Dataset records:
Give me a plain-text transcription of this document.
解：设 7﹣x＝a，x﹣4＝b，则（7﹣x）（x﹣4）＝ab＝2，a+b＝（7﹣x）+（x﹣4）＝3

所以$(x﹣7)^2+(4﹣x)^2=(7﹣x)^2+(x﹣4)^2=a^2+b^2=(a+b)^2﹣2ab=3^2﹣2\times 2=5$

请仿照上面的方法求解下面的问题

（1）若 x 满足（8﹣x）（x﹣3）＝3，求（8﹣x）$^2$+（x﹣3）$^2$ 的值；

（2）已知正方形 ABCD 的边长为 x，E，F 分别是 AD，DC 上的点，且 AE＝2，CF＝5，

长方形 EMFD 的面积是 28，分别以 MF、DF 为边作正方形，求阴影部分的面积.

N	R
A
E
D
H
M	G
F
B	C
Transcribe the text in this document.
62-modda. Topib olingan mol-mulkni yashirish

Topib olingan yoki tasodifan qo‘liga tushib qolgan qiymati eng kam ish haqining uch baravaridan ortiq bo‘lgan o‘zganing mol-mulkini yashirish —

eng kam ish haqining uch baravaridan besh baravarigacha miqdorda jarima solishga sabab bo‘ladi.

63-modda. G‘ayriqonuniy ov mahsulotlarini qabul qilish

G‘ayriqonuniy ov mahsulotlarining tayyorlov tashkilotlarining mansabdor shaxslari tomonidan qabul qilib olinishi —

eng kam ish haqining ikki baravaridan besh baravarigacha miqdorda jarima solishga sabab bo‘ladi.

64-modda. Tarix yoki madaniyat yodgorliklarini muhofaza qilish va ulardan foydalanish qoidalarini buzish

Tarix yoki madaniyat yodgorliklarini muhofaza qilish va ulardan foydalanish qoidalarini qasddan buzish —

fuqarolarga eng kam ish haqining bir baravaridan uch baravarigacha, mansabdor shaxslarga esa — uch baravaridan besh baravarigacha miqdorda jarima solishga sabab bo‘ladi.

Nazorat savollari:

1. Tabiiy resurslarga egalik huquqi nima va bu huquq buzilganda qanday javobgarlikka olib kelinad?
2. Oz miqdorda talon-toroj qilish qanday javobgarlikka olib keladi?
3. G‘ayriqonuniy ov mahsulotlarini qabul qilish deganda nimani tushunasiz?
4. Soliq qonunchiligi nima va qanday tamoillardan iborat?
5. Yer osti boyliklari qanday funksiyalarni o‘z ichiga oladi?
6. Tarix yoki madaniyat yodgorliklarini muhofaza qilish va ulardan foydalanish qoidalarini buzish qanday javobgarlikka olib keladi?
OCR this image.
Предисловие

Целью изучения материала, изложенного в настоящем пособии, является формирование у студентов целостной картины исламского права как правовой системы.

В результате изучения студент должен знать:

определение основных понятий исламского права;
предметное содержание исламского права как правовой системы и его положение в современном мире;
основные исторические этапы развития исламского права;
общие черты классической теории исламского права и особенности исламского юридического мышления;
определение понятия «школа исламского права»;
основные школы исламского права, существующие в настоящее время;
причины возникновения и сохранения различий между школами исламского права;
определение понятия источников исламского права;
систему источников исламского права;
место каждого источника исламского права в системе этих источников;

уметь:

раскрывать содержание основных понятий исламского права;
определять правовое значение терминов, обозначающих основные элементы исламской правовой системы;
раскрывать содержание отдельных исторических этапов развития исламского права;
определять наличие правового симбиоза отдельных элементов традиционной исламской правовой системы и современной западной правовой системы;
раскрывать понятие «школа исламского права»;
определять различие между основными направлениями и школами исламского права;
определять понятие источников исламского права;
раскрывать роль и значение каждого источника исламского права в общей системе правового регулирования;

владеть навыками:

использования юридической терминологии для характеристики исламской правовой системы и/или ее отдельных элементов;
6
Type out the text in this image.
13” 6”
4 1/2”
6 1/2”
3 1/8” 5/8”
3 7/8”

Your instructions:
Restate each record word for word.

Complete output:
Give me a plain-text transcription of this document.
解：设 7﹣x＝a，x﹣4＝b，则（7﹣x）（x﹣4）＝ab＝2，a+b＝（7﹣x）+（x﹣4）＝3

所以$(x﹣7)^2+(4﹣x)^2=(7﹣x)^2+(x﹣4)^2=a^2+b^2=(a+b)^2﹣2ab=3^2﹣2\times 2=5$

请仿照上面的方法求解下面的问题

（1）若 x 满足（8﹣x）（x﹣3）＝3，求（8﹣x）$^2$+（x﹣3）$^2$ 的值；

（2）已知正方形 ABCD 的边长为 x，E，F 分别是 AD，DC 上的点，且 AE＝2，CF＝5，

长方形 EMFD 的面积是 28，分别以 MF、DF 为边作正方形，求阴影部分的面积.

N	R
A
E
D
H
M	G
F
B	C
Transcribe the text in this document.
62-modda. Topib olingan mol-mulkni yashirish

Topib olingan yoki tasodifan qo‘liga tushib qolgan qiymati eng kam ish haqining uch baravaridan ortiq bo‘lgan o‘zganing mol-mulkini yashirish —

eng kam ish haqining uch baravaridan besh baravarigacha miqdorda jarima solishga sabab bo‘ladi.

63-modda. G‘ayriqonuniy ov mahsulotlarini qabul qilish

G‘ayriqonuniy ov mahsulotlarining tayyorlov tashkilotlarining mansabdor shaxslari tomonidan qabul qilib olinishi —

eng kam ish haqining ikki baravaridan besh baravarigacha miqdorda jarima solishga sabab bo‘ladi.

64-modda. Tarix yoki madaniyat yodgorliklarini muhofaza qilish va ulardan foydalanish qoidalarini buzish

Tarix yoki madaniyat yodgorliklarini muhofaza qilish va ulardan foydalanish qoidalarini qasddan buzish —

fuqarolarga eng kam ish haqining bir baravaridan uch baravarigacha, mansabdor shaxslarga esa — uch baravaridan besh baravarigacha miqdorda jarima solishga sabab bo‘ladi.

Nazorat savollari:

1. Tabiiy resurslarga egalik huquqi nima va bu huquq buzilganda qanday javobgarlikka olib kelinad?
2. Oz miqdorda talon-toroj qilish qanday javobgarlikka olib keladi?
3. G‘ayriqonuniy ov mahsulotlarini qabul qilish deganda nimani tushunasiz?
4. Soliq qonunchiligi nima va qanday tamoillardan iborat?
5. Yer osti boyliklari qanday funksiyalarni o‘z ichiga oladi?
6. Tarix yoki madaniyat yodgorliklarini muhofaza qilish va ulardan foydalanish qoidalarini buzish qanday javobgarlikka olib keladi?
OCR this image.
Предисловие

Целью изучения материала, изложенного в настоящем пособии, является формирование у студентов целостной картины исламского права как правовой системы.

В результате изучения студент должен знать:

определение основных понятий исламского права;
предметное содержание исламского права как правовой системы и его положение в современном мире;
основные исторические этапы развития исламского права;
общие черты классической теории исламского права и особенности исламского юридического мышления;
определение понятия «школа исламского права»;
основные школы исламского права, существующие в настоящее время;
причины возникновения и сохранения различий между школами исламского права;
определение понятия источников исламского права;
систему источников исламского права;
место каждого источника исламского права в системе этих источников;

уметь:

раскрывать содержание основных понятий исламского права;
определять правовое значение терминов, обозначающих основные элементы исламской правовой системы;
раскрывать содержание отдельных исторических этапов развития исламского права;
определять наличие правового симбиоза отдельных элементов традиционной исламской правовой системы и современной западной правовой системы;
раскрывать понятие «школа исламского права»;
определять различие между основными направлениями и школами исламского права;
определять понятие источников исламского права;
раскрывать роль и значение каждого источника исламского права в общей системе правового регулирования;

владеть навыками:

использования юридической терминологии для характеристики исламской правовой системы и/или ее отдельных элементов;
6
Type out the text in this image.
13” 6”
4 1/2”
6 1/2”
3 1/8” 5/8”
3 7/8”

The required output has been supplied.